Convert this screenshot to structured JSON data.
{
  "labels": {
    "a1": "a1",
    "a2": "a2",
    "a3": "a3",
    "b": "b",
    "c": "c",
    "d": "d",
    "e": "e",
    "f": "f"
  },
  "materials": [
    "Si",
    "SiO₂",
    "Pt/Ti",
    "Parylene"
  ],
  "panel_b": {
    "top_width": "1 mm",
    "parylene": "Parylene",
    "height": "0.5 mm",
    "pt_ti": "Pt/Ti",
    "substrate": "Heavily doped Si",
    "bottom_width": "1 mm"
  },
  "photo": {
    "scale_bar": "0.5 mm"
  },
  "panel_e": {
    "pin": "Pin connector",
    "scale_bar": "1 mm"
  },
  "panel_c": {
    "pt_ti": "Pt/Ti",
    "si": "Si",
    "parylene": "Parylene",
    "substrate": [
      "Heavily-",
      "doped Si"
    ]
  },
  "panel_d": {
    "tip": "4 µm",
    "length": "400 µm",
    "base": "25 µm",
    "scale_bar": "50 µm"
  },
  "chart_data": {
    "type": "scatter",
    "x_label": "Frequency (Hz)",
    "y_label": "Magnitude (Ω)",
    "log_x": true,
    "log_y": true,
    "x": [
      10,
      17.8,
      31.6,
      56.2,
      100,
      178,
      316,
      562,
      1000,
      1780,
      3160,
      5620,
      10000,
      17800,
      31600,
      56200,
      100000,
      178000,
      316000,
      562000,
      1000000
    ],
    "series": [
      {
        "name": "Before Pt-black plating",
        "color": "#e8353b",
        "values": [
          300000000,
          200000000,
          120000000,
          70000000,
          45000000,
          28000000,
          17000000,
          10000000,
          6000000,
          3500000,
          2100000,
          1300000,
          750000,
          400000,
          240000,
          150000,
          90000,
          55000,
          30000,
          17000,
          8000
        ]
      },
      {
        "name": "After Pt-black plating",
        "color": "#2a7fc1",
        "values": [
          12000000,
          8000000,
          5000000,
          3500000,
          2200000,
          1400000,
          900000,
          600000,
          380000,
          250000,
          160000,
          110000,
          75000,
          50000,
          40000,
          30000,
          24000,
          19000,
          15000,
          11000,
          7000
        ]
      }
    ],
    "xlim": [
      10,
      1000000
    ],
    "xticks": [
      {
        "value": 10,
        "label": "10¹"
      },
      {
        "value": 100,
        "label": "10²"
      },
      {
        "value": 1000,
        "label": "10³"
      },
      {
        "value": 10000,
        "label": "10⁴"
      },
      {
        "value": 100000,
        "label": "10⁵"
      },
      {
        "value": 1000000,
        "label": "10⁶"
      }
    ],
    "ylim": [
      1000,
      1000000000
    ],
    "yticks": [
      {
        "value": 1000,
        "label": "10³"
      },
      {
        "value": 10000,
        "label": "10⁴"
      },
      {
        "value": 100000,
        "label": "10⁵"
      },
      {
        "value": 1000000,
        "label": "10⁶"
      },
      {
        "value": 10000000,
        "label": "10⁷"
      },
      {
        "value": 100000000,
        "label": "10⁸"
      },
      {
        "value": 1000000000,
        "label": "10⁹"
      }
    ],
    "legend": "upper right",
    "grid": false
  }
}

--------

■ **Problem**: Filter for "black". Return all lines that hold it.

■ **Exercise answer**:
        "name": "Before Pt-black plating",
        "name": "After Pt-black plating",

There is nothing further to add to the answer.